== TASK BRIEF ==
In the lines below, how many hold the word "Give"? Answer only with the number.

•••••

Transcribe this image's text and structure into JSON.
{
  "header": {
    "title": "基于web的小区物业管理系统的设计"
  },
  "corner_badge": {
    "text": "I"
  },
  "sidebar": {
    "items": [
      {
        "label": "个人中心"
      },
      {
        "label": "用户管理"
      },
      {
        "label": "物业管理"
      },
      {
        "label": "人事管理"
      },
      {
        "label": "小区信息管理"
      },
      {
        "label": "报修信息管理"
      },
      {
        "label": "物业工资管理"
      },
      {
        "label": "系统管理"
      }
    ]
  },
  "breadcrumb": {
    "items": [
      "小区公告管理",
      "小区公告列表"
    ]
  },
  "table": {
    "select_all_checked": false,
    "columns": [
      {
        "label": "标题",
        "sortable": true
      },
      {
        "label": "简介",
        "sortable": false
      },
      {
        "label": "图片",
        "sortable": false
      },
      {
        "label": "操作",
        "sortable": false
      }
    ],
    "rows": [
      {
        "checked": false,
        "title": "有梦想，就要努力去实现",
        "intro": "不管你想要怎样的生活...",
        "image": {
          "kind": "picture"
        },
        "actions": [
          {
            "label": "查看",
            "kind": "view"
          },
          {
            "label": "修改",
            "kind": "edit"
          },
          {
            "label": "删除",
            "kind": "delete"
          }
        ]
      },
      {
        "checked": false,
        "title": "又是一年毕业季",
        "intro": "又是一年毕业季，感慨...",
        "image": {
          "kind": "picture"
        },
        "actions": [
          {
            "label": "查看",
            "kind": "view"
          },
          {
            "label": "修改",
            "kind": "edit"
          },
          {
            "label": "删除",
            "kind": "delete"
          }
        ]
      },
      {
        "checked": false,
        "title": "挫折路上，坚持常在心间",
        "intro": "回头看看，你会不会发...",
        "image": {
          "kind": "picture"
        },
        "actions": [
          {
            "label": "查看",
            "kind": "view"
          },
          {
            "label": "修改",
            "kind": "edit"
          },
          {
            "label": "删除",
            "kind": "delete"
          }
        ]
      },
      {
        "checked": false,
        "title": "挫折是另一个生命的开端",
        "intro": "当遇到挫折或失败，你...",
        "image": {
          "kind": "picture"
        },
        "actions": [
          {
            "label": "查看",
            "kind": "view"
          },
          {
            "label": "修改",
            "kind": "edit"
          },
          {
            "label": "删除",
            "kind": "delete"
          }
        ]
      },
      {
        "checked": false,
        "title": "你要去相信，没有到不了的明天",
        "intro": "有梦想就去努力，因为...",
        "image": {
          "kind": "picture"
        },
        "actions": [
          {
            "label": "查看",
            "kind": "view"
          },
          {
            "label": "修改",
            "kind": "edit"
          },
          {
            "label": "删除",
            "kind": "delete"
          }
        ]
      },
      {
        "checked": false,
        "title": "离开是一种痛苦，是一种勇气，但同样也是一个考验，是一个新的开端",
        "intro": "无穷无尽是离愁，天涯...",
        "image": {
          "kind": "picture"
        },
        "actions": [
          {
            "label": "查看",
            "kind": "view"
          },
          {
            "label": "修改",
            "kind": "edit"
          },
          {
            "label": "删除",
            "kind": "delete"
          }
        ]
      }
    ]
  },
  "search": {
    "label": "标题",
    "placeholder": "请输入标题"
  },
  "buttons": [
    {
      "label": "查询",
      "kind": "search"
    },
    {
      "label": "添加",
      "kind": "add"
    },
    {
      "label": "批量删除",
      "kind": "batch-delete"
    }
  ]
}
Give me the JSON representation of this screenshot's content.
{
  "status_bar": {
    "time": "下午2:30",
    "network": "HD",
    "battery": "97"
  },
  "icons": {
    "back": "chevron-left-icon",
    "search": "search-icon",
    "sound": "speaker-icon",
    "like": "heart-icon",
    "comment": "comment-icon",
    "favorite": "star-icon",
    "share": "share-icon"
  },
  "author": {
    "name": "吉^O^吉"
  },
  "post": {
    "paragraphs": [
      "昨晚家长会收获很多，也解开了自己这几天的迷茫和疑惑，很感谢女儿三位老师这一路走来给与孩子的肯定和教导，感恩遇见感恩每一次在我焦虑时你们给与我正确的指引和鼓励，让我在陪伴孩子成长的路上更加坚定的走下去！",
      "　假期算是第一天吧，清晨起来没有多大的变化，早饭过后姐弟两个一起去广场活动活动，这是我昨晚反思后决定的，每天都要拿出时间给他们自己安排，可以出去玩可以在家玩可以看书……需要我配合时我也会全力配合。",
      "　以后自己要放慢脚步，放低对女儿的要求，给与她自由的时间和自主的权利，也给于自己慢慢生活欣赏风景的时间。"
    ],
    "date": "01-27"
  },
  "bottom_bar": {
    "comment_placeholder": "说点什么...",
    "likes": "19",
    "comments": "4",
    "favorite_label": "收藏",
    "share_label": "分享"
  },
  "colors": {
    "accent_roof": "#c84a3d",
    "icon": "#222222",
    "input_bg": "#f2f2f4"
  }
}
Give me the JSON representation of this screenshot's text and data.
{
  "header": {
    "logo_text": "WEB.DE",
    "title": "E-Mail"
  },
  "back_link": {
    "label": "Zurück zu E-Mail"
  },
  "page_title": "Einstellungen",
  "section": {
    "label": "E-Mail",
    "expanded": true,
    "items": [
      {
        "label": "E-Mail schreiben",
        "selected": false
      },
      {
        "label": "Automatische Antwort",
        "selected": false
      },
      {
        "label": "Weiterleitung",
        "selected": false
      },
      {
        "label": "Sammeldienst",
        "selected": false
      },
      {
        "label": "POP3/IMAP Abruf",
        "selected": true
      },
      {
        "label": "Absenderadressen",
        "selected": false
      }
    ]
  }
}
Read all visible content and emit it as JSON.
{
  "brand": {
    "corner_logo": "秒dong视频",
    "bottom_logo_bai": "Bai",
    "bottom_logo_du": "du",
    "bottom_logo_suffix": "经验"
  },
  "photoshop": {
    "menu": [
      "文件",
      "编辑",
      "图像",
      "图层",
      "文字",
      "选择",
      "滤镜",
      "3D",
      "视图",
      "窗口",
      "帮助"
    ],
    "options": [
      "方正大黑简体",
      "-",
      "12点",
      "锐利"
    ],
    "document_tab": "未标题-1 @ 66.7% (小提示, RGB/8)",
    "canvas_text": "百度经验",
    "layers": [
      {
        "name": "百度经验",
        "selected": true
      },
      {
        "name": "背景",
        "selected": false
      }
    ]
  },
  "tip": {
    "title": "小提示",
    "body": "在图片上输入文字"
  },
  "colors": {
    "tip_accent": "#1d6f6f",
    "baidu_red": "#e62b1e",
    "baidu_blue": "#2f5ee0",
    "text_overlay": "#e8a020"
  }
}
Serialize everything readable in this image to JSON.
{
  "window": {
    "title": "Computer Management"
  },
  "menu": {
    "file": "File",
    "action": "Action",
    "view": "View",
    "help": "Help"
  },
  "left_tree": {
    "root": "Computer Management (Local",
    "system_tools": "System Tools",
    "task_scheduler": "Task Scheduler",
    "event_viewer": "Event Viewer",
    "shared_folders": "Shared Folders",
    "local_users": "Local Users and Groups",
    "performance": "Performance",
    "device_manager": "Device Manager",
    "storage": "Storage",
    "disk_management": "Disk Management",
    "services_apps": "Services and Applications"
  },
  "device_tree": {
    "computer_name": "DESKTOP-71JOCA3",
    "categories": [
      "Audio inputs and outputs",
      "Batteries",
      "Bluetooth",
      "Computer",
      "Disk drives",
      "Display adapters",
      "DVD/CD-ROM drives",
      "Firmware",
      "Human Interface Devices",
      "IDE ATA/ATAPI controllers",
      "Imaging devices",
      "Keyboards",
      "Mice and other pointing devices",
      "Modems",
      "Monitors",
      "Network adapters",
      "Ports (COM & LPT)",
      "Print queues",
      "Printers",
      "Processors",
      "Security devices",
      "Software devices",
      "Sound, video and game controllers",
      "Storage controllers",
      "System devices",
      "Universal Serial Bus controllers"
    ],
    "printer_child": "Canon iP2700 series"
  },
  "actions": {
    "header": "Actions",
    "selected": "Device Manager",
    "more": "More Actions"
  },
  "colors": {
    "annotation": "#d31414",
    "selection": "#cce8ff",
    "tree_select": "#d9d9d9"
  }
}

•••••

== COMPLETED TASK ==
2